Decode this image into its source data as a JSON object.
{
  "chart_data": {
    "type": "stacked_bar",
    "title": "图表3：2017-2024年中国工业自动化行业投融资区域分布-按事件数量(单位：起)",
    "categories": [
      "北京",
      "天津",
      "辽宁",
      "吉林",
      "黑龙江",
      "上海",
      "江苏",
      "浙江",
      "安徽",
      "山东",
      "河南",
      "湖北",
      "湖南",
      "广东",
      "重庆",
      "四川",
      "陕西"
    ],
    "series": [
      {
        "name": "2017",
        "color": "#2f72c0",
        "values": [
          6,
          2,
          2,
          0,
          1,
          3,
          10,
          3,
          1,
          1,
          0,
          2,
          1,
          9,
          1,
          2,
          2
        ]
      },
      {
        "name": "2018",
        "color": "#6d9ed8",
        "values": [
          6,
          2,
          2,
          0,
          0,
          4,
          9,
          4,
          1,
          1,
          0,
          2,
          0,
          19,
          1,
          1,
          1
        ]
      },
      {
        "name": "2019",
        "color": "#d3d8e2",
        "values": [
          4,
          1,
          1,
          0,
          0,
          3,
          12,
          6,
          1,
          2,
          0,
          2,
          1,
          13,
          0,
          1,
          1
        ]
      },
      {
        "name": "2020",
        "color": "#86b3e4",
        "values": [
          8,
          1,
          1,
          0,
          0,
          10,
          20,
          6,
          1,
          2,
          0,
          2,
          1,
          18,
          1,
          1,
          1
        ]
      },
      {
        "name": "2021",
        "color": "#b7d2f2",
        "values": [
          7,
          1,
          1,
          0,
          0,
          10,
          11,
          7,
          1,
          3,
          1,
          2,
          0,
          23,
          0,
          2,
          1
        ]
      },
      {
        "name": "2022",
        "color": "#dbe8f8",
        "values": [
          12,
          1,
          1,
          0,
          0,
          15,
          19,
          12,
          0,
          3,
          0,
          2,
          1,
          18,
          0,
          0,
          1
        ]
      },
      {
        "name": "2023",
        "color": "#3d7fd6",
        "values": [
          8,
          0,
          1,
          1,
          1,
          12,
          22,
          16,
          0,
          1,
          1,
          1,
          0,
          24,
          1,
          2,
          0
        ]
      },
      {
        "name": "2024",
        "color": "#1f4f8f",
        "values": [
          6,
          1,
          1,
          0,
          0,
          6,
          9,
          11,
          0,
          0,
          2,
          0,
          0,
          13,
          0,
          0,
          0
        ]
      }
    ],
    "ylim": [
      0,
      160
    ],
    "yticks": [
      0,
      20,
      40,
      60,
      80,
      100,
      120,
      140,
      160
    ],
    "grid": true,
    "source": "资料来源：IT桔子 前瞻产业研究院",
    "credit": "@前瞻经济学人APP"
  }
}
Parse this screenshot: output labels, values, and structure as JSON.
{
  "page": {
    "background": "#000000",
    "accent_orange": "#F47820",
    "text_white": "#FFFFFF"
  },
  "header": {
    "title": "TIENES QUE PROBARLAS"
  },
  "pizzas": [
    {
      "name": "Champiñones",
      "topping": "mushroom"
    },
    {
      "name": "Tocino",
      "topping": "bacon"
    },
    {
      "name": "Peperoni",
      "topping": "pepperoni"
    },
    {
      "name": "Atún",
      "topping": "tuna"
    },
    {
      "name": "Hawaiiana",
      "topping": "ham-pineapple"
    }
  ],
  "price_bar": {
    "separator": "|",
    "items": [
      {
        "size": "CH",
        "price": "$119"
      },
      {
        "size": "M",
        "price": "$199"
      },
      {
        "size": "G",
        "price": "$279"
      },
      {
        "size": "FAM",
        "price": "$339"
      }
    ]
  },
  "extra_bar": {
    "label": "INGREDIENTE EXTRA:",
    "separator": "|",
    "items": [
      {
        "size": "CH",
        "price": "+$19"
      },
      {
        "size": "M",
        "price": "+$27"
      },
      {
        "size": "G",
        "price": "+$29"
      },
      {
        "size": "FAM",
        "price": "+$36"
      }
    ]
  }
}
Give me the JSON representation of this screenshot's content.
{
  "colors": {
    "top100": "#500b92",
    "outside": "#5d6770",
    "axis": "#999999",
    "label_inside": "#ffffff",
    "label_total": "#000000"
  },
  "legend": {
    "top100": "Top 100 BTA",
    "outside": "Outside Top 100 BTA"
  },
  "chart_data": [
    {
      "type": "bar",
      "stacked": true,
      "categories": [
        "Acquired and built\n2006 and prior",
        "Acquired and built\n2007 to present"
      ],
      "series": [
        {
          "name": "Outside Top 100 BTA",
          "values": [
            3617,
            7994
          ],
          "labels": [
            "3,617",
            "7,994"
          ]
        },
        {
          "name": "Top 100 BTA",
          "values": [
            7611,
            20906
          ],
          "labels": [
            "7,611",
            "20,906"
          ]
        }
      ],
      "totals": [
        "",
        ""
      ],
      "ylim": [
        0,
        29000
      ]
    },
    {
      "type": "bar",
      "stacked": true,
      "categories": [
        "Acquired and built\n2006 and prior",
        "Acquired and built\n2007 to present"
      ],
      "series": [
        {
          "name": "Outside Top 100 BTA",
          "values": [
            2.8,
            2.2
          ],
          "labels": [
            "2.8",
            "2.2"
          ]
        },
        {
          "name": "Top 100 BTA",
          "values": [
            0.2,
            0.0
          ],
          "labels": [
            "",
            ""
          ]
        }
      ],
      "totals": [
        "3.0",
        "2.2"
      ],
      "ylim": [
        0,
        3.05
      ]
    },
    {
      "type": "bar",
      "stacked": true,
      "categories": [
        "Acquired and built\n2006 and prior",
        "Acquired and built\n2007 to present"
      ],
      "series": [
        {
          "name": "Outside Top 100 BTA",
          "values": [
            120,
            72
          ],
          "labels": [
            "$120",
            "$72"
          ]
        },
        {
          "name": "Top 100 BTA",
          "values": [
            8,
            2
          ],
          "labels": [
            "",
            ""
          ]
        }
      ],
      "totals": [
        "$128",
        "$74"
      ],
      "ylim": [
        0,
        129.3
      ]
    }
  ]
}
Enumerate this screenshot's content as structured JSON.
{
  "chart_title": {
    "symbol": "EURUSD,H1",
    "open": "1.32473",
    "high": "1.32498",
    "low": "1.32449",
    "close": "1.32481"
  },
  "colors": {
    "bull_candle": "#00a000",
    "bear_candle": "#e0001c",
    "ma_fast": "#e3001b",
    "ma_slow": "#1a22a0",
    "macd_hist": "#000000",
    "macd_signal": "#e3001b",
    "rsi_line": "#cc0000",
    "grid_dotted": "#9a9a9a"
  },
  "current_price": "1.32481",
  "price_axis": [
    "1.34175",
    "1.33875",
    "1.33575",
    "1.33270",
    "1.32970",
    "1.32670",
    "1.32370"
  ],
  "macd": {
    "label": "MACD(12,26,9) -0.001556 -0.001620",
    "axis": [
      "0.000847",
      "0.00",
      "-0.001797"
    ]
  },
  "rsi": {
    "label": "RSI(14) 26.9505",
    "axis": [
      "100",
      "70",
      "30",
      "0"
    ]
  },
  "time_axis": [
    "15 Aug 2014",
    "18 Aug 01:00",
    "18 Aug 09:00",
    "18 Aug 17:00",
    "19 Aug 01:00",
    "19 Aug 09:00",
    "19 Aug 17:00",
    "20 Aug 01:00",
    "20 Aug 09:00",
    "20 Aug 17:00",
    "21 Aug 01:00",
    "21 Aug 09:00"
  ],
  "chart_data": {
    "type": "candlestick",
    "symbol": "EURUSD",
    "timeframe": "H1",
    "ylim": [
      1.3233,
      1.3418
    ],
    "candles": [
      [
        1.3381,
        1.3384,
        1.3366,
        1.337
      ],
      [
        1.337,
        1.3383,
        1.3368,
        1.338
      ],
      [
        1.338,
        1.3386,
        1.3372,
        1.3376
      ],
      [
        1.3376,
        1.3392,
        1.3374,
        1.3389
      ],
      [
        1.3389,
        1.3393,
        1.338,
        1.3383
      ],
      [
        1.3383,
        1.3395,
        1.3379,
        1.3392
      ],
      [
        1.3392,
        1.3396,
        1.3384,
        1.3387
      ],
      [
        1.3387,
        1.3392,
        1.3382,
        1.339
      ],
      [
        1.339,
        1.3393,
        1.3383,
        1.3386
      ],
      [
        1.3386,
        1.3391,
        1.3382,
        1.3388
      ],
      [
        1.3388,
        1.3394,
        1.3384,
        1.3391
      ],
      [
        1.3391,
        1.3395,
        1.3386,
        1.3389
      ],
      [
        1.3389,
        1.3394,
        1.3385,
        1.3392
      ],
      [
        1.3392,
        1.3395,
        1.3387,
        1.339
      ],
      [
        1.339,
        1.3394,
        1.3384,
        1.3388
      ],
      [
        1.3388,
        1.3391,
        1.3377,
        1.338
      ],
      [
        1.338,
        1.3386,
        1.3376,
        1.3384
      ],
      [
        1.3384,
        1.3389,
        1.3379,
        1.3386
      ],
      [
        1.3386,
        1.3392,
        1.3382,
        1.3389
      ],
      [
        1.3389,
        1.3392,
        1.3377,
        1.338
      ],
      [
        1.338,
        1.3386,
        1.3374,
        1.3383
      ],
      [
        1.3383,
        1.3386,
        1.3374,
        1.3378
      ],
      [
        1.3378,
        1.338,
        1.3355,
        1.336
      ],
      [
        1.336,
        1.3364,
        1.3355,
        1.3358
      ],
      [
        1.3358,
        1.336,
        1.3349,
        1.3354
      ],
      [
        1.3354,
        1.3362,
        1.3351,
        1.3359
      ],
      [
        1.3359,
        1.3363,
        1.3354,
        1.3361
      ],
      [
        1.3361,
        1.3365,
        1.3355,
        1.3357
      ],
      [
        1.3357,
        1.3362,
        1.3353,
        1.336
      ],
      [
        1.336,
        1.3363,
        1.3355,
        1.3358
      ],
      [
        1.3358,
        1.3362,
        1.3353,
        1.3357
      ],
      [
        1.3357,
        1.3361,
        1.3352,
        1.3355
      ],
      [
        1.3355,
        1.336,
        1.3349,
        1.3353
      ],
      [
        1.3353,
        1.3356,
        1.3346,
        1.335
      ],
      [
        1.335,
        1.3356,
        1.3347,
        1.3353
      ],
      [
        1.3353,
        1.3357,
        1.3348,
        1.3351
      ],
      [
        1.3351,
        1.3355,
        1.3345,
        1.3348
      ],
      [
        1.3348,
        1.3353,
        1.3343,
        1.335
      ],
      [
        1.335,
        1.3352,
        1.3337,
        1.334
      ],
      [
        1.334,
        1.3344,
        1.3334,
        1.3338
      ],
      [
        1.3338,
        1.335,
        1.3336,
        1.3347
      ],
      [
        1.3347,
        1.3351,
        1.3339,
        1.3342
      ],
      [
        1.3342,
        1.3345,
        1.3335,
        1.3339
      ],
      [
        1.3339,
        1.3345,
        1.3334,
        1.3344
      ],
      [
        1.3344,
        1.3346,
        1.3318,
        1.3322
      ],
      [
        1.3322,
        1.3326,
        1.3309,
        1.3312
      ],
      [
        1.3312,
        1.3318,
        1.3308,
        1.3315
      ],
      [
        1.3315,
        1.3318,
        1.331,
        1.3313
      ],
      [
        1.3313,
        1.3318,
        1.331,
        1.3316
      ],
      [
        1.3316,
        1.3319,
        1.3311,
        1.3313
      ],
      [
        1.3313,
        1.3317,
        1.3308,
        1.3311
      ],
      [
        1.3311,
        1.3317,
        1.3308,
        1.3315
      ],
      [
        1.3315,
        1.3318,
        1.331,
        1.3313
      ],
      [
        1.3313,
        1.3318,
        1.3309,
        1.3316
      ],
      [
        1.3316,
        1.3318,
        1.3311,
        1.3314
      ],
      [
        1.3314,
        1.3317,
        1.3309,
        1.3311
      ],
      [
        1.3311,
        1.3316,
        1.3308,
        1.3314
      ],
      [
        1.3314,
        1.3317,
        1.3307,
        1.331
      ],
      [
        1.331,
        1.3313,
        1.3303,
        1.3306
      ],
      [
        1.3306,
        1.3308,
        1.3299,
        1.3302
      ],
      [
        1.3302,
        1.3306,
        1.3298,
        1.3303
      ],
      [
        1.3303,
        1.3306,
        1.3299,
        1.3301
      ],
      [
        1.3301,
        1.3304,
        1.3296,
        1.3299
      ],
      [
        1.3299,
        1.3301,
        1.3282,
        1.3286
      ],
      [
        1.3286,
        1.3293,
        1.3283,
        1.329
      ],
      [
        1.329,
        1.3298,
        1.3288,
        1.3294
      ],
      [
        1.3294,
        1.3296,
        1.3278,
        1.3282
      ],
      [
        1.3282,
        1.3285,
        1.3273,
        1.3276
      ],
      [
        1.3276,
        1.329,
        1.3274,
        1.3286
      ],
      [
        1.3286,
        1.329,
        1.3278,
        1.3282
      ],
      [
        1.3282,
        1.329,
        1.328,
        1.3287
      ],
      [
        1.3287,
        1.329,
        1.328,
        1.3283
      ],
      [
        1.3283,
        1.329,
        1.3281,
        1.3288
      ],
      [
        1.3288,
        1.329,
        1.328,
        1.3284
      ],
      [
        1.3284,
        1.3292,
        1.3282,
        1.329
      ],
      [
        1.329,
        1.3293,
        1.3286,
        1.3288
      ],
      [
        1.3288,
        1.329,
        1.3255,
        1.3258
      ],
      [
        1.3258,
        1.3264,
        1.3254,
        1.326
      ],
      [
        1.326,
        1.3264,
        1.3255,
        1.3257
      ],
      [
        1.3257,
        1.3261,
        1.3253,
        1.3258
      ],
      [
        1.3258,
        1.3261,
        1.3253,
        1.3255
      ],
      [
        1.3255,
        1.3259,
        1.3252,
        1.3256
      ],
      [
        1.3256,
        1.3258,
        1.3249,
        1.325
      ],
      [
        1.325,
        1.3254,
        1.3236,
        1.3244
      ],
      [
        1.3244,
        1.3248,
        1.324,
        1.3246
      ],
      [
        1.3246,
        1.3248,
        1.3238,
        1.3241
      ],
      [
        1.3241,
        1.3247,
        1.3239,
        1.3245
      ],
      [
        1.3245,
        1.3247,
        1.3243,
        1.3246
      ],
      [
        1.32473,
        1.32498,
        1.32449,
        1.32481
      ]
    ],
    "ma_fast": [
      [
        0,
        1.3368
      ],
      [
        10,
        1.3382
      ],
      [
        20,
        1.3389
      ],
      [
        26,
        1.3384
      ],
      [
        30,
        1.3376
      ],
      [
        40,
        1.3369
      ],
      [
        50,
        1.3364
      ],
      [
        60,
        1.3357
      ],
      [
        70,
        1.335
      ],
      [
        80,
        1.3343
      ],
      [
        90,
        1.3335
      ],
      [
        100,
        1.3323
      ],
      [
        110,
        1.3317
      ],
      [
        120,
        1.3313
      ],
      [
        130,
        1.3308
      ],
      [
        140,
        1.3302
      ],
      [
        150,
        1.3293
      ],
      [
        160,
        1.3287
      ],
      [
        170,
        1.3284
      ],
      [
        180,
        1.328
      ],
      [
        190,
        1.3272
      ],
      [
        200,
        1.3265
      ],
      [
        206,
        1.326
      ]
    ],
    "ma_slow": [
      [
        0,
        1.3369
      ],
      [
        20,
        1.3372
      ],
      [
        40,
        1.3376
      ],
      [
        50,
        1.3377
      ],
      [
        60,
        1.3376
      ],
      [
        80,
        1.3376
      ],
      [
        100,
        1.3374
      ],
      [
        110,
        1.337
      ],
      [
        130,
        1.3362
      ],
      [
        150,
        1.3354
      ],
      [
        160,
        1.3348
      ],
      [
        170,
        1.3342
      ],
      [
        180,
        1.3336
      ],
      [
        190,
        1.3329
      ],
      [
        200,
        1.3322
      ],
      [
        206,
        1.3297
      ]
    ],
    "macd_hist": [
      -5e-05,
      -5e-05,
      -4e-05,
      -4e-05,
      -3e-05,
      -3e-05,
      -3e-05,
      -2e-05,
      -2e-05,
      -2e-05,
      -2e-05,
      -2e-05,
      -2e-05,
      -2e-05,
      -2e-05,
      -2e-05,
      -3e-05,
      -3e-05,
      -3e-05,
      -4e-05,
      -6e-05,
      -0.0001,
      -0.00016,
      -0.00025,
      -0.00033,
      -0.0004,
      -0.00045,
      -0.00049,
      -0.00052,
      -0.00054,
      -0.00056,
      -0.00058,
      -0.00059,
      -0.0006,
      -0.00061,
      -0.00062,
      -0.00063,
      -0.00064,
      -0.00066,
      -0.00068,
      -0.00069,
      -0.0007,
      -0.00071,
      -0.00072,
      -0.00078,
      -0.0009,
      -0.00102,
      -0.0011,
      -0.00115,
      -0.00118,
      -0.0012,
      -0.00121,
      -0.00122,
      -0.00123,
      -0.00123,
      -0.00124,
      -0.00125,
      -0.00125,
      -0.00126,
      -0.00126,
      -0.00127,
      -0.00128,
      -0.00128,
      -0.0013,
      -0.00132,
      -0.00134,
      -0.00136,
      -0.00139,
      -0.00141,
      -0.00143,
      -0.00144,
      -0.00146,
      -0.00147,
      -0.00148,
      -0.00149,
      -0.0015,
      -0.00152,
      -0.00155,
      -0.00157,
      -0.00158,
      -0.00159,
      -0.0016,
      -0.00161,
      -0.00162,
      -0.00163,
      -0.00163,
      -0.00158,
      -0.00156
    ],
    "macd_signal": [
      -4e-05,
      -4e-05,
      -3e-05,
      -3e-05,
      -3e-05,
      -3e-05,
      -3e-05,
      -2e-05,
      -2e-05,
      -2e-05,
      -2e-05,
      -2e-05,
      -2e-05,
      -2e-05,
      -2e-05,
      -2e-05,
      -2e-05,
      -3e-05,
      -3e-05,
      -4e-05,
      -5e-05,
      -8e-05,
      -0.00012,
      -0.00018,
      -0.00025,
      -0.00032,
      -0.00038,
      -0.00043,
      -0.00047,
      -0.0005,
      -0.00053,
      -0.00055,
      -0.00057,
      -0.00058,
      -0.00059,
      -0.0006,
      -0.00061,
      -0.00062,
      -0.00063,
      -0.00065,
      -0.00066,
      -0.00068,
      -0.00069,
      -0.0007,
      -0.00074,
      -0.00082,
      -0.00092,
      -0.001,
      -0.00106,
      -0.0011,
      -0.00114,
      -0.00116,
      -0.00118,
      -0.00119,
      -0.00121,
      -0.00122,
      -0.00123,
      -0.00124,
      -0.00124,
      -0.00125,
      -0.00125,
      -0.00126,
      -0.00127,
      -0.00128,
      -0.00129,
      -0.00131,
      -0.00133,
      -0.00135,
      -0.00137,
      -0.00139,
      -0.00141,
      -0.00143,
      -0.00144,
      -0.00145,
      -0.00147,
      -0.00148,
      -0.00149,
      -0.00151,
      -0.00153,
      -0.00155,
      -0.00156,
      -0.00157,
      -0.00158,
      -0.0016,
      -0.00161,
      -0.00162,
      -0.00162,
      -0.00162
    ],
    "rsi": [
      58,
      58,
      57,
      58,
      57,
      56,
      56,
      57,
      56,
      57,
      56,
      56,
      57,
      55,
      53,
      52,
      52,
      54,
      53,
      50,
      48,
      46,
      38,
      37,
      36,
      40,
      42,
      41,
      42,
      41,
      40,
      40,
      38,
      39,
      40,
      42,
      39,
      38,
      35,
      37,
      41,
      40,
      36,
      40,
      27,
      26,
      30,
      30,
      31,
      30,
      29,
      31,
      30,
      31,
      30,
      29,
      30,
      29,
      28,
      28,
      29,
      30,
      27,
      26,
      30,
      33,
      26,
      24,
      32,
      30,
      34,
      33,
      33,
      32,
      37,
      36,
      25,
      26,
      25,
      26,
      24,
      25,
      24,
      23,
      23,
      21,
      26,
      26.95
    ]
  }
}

______________________________

Requirement →
Find all the lines containing "screenshot" in the material, then copy them.

Written solution →
Parse this screenshot: output labels, values, and structure as JSON.
Give me the JSON representation of this screenshot's content.
Enumerate this screenshot's content as structured JSON.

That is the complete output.